LISTED ENTRIES
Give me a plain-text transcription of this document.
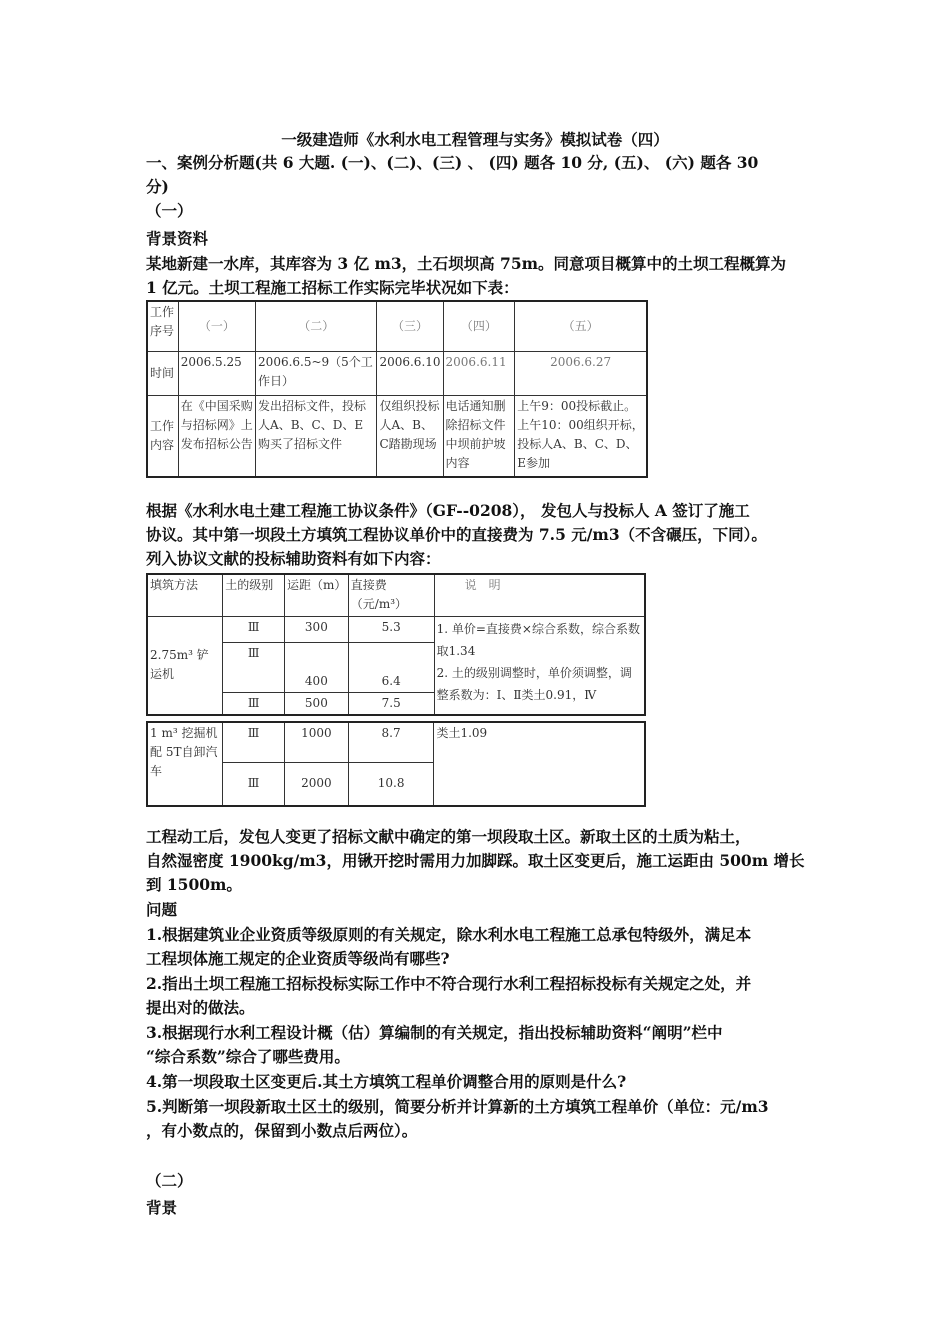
一级建造师《水利水电工程管理与实务》模拟试卷（四）
一、案例分析题(共 6 大题. (一)、(二)、(三) 、 (四) 题各 10 分, (五)、 (六) 题各 30
分)
（一）
背景资料
某地新建一水库，其库容为 3 亿 m3，土石坝坝高 75m。同意项目概算中的土坝工程概算为
1 亿元。土坝工程施工招标工作实际完毕状况如下表：
工作序号	（一）	（二）	（三）	（四）	（五）
时间	2006.5.25	2006.6.5~9（5个工作日）	2006.6.10	2006.6.11	2006.6.27
工作内容	在《中国采购与招标网》上发布招标公告	发出招标文件，投标人A、B、C、D、E购买了招标文件	仅组织投标人A、B、C踏勘现场	电话通知删除招标文件中坝前护坡内容	上午9：00投标截止。上午10：00组织开标，投标人A、B、C、D、E参加
根据《水利水电土建工程施工协议条件》（GF--0208）， 发包人与投标人 A 签订了施工
协议。其中第一坝段土方填筑工程协议单价中的直接费为 7.5 元/m3（不含碾压，下同）。
列入协议文献的投标辅助资料有如下内容：
填筑方法	土的级别	运距（m）	直接费（元/m³）	说　明
2.75m³ 铲运机	Ⅲ	300	5.3	1. 单价=直接费×综合系数，综合系数取1.34
2. 土的级别调整时，单价须调整，调整系数为：Ⅰ、Ⅱ类土0.91，Ⅳ

	Ⅲ	400	6.4	
	Ⅲ	500	7.5	
1 m³ 挖掘机配 5T自卸汽车	Ⅲ	1000	8.7	类土1.09
	Ⅲ	2000	10.8	
工程动工后，发包人变更了招标文献中确定的第一坝段取土区。新取土区的土质为粘土，
自然湿密度 1900kg/m3，用锹开挖时需用力加脚踩。取土区变更后，施工运距由 500m 增长
到 1500m。
问题
1.根据建筑业企业资质等级原则的有关规定，除水利水电工程施工总承包特级外，满足本
工程坝体施工规定的企业资质等级尚有哪些?
2.指出土坝工程施工招标投标实际工作中不符合现行水利工程招标投标有关规定之处，并
提出对的做法。
3.根据现行水利工程设计概（估）算编制的有关规定，指出投标辅助资料“阐明”栏中
“综合系数”综合了哪些费用。
4.第一坝段取土区变更后.其土方填筑工程单价调整合用的原则是什么?
5.判断第一坝段新取土区土的级别，简要分析并计算新的土方填筑工程单价（单位：元/m3
，有小数点的，保留到小数点后两位）。
（二）
背景
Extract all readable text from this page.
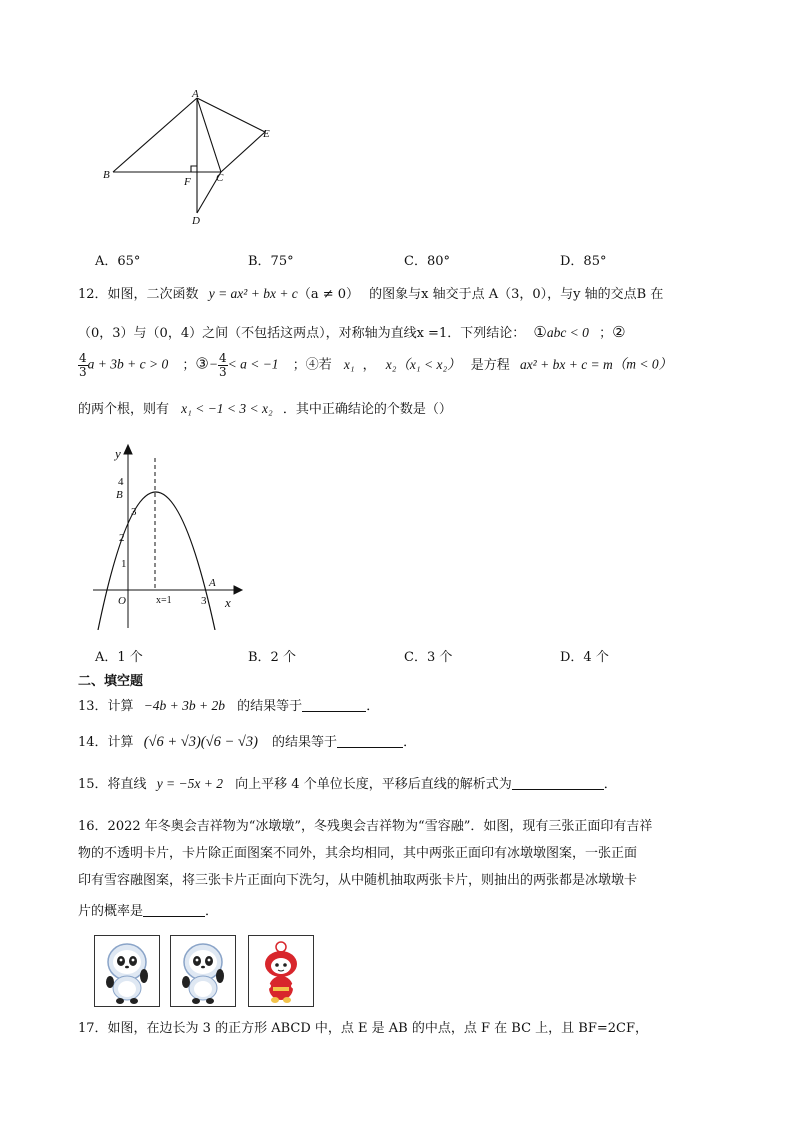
A
B	C
D
E
F
A．65°	B．75°	C．80°	D．85°
12．如图，二次函数 y = ax² + bx + c（a ≠ 0） 的图象与x 轴交于点 A（3，0），与y 轴的交点B 在
（0，3）与（0，4）之间（不包括这两点），对称轴为直线x =1．下列结论： ①abc < 0 ；②
$\frac{4}{3}$ a + 3b + c > 0 ；③− $\frac{4}{3} < a < -1$ ；④若 x₁ ， x₂（x₁ < x₂） 是方程 ax² + bx + c = m（m < 0）
的两个根，则有 x₁ < −1 < 3 < x₂ ．其中正确结论的个数是（）
y
x
O
4
B
3
2
1
3
A
x=1
A．1 个	B．2 个	C．3 个	D．4 个
二、填空题
13．计算 −4b + 3b + 2b 的结果等于	．
14．计算 (√6 + √3)(√6 − √3) 的结果等于	．
15．将直线 y = −5x + 2 向上平移 4 个单位长度，平移后直线的解析式为	．
16．2022 年冬奥会吉祥物为“冰墩墩”，冬残奥会吉祥物为“雪容融”．如图，现有三张正面印有吉祥
物的不透明卡片，卡片除正面图案不同外，其余均相同，其中两张正面印有冰墩墩图案，一张正面
印有雪容融图案，将三张卡片正面向下洗匀，从中随机抽取两张卡片，则抽出的两张都是冰墩墩卡
片的概率是	．
17．如图，在边长为 3 的正方形 ABCD 中，点 E 是 AB 的中点，点 F 在 BC 上，且 BF=2CF，
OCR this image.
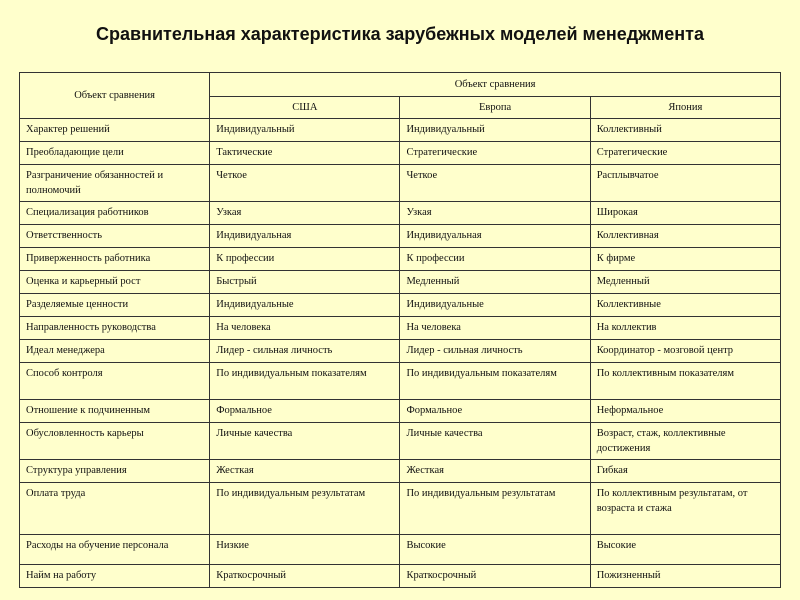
Сравнительная характеристика зарубежных моделей менеджмента
Объект сравнения	Объект сравнения		
	США	Европа	Япония
Характер решений	Индивидуальный	Индивидуальный	Коллективный
Преобладающие цели	Тактические	Стратегические	Стратегические
Разграничение обязанностей и полномочий	Четкое	Четкое	Расплывчатое
Специализация работников	Узкая	Узкая	Широкая
Ответственность	Индивидуальная	Индивидуальная	Коллективная
Приверженность работника	К профессии	К профессии	К фирме
Оценка и карьерный рост	Быстрый	Медленный	Медленный
Разделяемые ценности	Индивидуальные	Индивидуальные	Коллективные
Направленность руководства	На человека	На человека	На коллектив
Идеал менеджера	Лидер - сильная личность	Лидер - сильная личность	Координатор - мозговой центр
Способ контроля	По индивидуальным показателям	По индивидуальным показателям	По коллективным показателям
Отношение к подчиненным	Формальное	Формальное	Неформальное
Обусловленность карьеры	Личные качества	Личные качества	Возраст, стаж, коллективные достижения
Структура управления	Жесткая	Жесткая	Гибкая
Оплата труда	По индивидуальным результатам	По индивидуальным результатам	По коллективным результатам, от возраста и стажа
Расходы на обучение персонала	Низкие	Высокие	Высокие
Найм на работу	Краткосрочный	Краткосрочный	Пожизненный
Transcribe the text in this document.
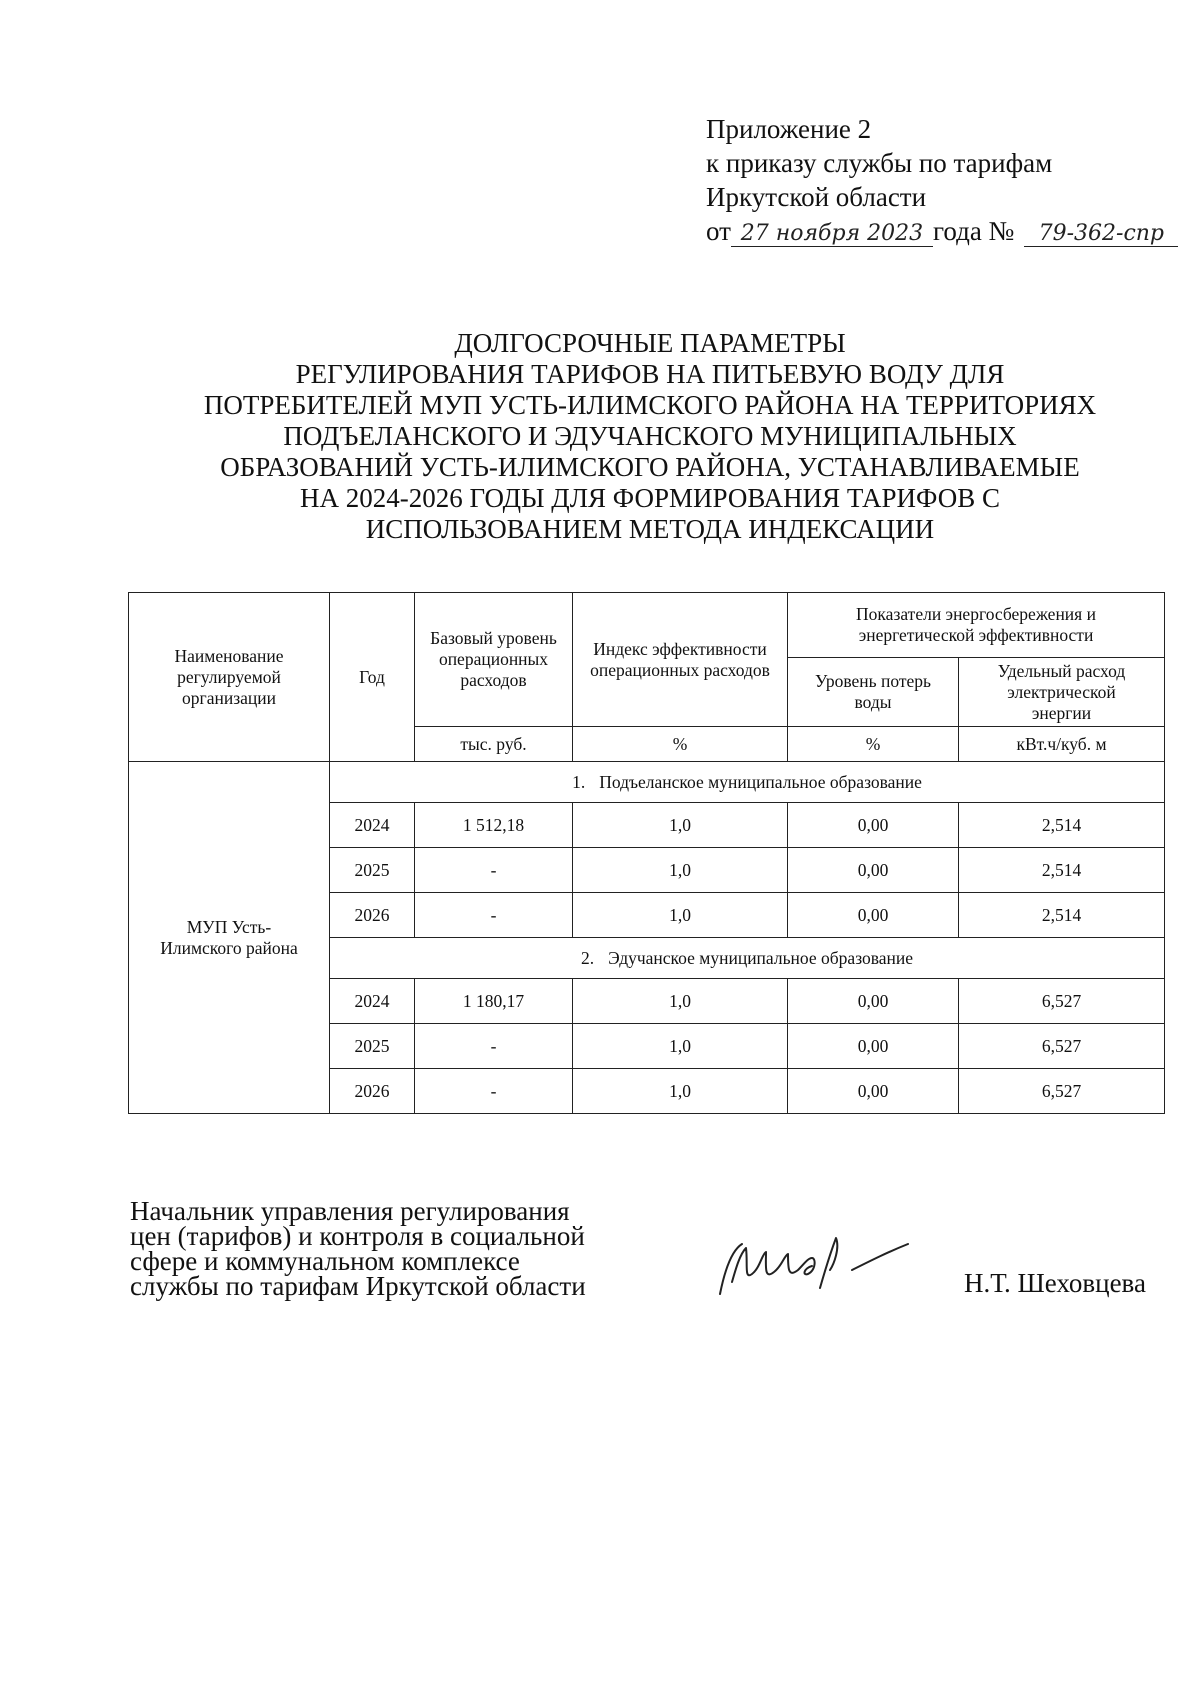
Приложение 2
к приказу службы по тарифам
Иркутской области
от 27 ноября 2023 года № 79-362-спр
ДОЛГОСРОЧНЫЕ ПАРАМЕТРЫ
РЕГУЛИРОВАНИЯ ТАРИФОВ НА ПИТЬЕВУЮ ВОДУ ДЛЯ
ПОТРЕБИТЕЛЕЙ МУП УСТЬ-ИЛИМСКОГО РАЙОНА НА ТЕРРИТОРИЯХ
ПОДЪЕЛАНСКОГО И ЭДУЧАНСКОГО МУНИЦИПАЛЬНЫХ
ОБРАЗОВАНИЙ УСТЬ-ИЛИМСКОГО РАЙОНА, УСТАНАВЛИВАЕМЫЕ
НА 2024-2026 ГОДЫ ДЛЯ ФОРМИРОВАНИЯ ТАРИФОВ С
ИСПОЛЬЗОВАНИЕМ МЕТОДА ИНДЕКСАЦИИ
Наименование регулируемой организации	Год	Базовый уровень операционных расходов	Индекс эффективности операционных расходов	Показатели энергосбережения и энергетической эффективности	
				Уровень потерь воды	Удельный расход электрической энергии
		тыс. руб.	%	%	кВт.ч/куб. м
МУП Усть-Илимского района	1. Подъеланское муниципальное образование				
	2024	1 512,18	1,0	0,00	2,514
	2025	-	1,0	0,00	2,514
	2026	-	1,0	0,00	2,514
	2. Эдучанское муниципальное образование				
	2024	1 180,17	1,0	0,00	6,527
	2025	-	1,0	0,00	6,527
	2026	-	1,0	0,00	6,527
Начальник управления регулирования
цен (тарифов) и контроля в социальной
сфере и коммунальном комплексе
службы по тарифам Иркутской области	Н.Т. Шеховцева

INSTRUCTION
Copy every line of the data exactly as written, excluding the pictures.

RESPONSE TO THIS EXERCISE
Give me a plain-text transcription of this document.
一级建造师《水利水电工程管理与实务》模拟试卷（四）
一、案例分析题(共 6 大题. (一)、(二)、(三) 、 (四) 题各 10 分, (五)、 (六) 题各 30
分)
（一）
背景资料
某地新建一水库，其库容为 3 亿 m3，土石坝坝高 75m。同意项目概算中的土坝工程概算为
1 亿元。土坝工程施工招标工作实际完毕状况如下表：
工作序号	（一）	（二）	（三）	（四）	（五）
时间	2006.5.25	2006.6.5~9（5个工作日）	2006.6.10	2006.6.11	2006.6.27
工作内容	在《中国采购与招标网》上发布招标公告	发出招标文件，投标人A、B、C、D、E购买了招标文件	仅组织投标人A、B、C踏勘现场	电话通知删除招标文件中坝前护坡内容	上午9：00投标截止。上午10：00组织开标，投标人A、B、C、D、E参加
根据《水利水电土建工程施工协议条件》（GF--0208）， 发包人与投标人 A 签订了施工
协议。其中第一坝段土方填筑工程协议单价中的直接费为 7.5 元/m3（不含碾压，下同）。
列入协议文献的投标辅助资料有如下内容：
填筑方法	土的级别	运距（m）	直接费（元/m³）	说　明
2.75m³ 铲运机	Ⅲ	300	5.3	1. 单价=直接费×综合系数，综合系数取1.34
2. 土的级别调整时，单价须调整，调整系数为：Ⅰ、Ⅱ类土0.91，Ⅳ

	Ⅲ	400	6.4	
	Ⅲ	500	7.5	
1 m³ 挖掘机配 5T自卸汽车	Ⅲ	1000	8.7	类土1.09
	Ⅲ	2000	10.8	
工程动工后，发包人变更了招标文献中确定的第一坝段取土区。新取土区的土质为粘土，
自然湿密度 1900kg/m3，用锹开挖时需用力加脚踩。取土区变更后，施工运距由 500m 增长
到 1500m。
问题
1.根据建筑业企业资质等级原则的有关规定，除水利水电工程施工总承包特级外，满足本
工程坝体施工规定的企业资质等级尚有哪些?
2.指出土坝工程施工招标投标实际工作中不符合现行水利工程招标投标有关规定之处，并
提出对的做法。
3.根据现行水利工程设计概（估）算编制的有关规定，指出投标辅助资料“阐明”栏中
“综合系数”综合了哪些费用。
4.第一坝段取土区变更后.其土方填筑工程单价调整合用的原则是什么?
5.判断第一坝段新取土区土的级别，简要分析并计算新的土方填筑工程单价（单位：元/m3
，有小数点的，保留到小数点后两位）。
（二）
背景
Extract all readable text from this page.
A
B	C
D
E
F
A．65°	B．75°	C．80°	D．85°
12．如图，二次函数 y = ax² + bx + c（a ≠ 0） 的图象与x 轴交于点 A（3，0），与y 轴的交点B 在
（0，3）与（0，4）之间（不包括这两点），对称轴为直线x =1．下列结论： ①abc < 0 ；②
$\frac{4}{3}$ a + 3b + c > 0 ；③− $\frac{4}{3} < a < -1$ ；④若 x₁ ， x₂（x₁ < x₂） 是方程 ax² + bx + c = m（m < 0）
的两个根，则有 x₁ < −1 < 3 < x₂ ．其中正确结论的个数是（）
y
x
O
4
B
3
2
1
3
A
x=1
A．1 个	B．2 个	C．3 个	D．4 个
二、填空题
13．计算 −4b + 3b + 2b 的结果等于	．
14．计算 (√6 + √3)(√6 − √3) 的结果等于	．
15．将直线 y = −5x + 2 向上平移 4 个单位长度，平移后直线的解析式为	．
16．2022 年冬奥会吉祥物为“冰墩墩”，冬残奥会吉祥物为“雪容融”．如图，现有三张正面印有吉祥
物的不透明卡片，卡片除正面图案不同外，其余均相同，其中两张正面印有冰墩墩图案，一张正面
印有雪容融图案，将三张卡片正面向下洗匀，从中随机抽取两张卡片，则抽出的两张都是冰墩墩卡
片的概率是	．
17．如图，在边长为 3 的正方形 ABCD 中，点 E 是 AB 的中点，点 F 在 BC 上，且 BF=2CF，
OCR this image.
Сравнительная характеристика зарубежных моделей менеджмента
Объект сравнения	Объект сравнения		
	США	Европа	Япония
Характер решений	Индивидуальный	Индивидуальный	Коллективный
Преобладающие цели	Тактические	Стратегические	Стратегические
Разграничение обязанностей и полномочий	Четкое	Четкое	Расплывчатое
Специализация работников	Узкая	Узкая	Широкая
Ответственность	Индивидуальная	Индивидуальная	Коллективная
Приверженность работника	К профессии	К профессии	К фирме
Оценка и карьерный рост	Быстрый	Медленный	Медленный
Разделяемые ценности	Индивидуальные	Индивидуальные	Коллективные
Направленность руководства	На человека	На человека	На коллектив
Идеал менеджера	Лидер - сильная личность	Лидер - сильная личность	Координатор - мозговой центр
Способ контроля	По индивидуальным показателям	По индивидуальным показателям	По коллективным показателям
Отношение к подчиненным	Формальное	Формальное	Неформальное
Обусловленность карьеры	Личные качества	Личные качества	Возраст, стаж, коллективные достижения
Структура управления	Жесткая	Жесткая	Гибкая
Оплата труда	По индивидуальным результатам	По индивидуальным результатам	По коллективным результатам, от возраста и стажа
Расходы на обучение персонала	Низкие	Высокие	Высокие
Найм на работу	Краткосрочный	Краткосрочный	Пожизненный
Transcribe the text in this document.
Приложение 2
к приказу службы по тарифам
Иркутской области
от 27 ноября 2023 года № 79-362-спр
ДОЛГОСРОЧНЫЕ ПАРАМЕТРЫ
РЕГУЛИРОВАНИЯ ТАРИФОВ НА ПИТЬЕВУЮ ВОДУ ДЛЯ
ПОТРЕБИТЕЛЕЙ МУП УСТЬ-ИЛИМСКОГО РАЙОНА НА ТЕРРИТОРИЯХ
ПОДЪЕЛАНСКОГО И ЭДУЧАНСКОГО МУНИЦИПАЛЬНЫХ
ОБРАЗОВАНИЙ УСТЬ-ИЛИМСКОГО РАЙОНА, УСТАНАВЛИВАЕМЫЕ
НА 2024-2026 ГОДЫ ДЛЯ ФОРМИРОВАНИЯ ТАРИФОВ С
ИСПОЛЬЗОВАНИЕМ МЕТОДА ИНДЕКСАЦИИ
Наименование регулируемой организации	Год	Базовый уровень операционных расходов	Индекс эффективности операционных расходов	Показатели энергосбережения и энергетической эффективности	
				Уровень потерь воды	Удельный расход электрической энергии
		тыс. руб.	%	%	кВт.ч/куб. м
МУП Усть-Илимского района	1. Подъеланское муниципальное образование				
	2024	1 512,18	1,0	0,00	2,514
	2025	-	1,0	0,00	2,514
	2026	-	1,0	0,00	2,514
	2. Эдучанское муниципальное образование				
	2024	1 180,17	1,0	0,00	6,527
	2025	-	1,0	0,00	6,527
	2026	-	1,0	0,00	6,527
Начальник управления регулирования
цен (тарифов) и контроля в социальной
сфере и коммунальном комплексе
службы по тарифам Иркутской области	Н.Т. Шеховцева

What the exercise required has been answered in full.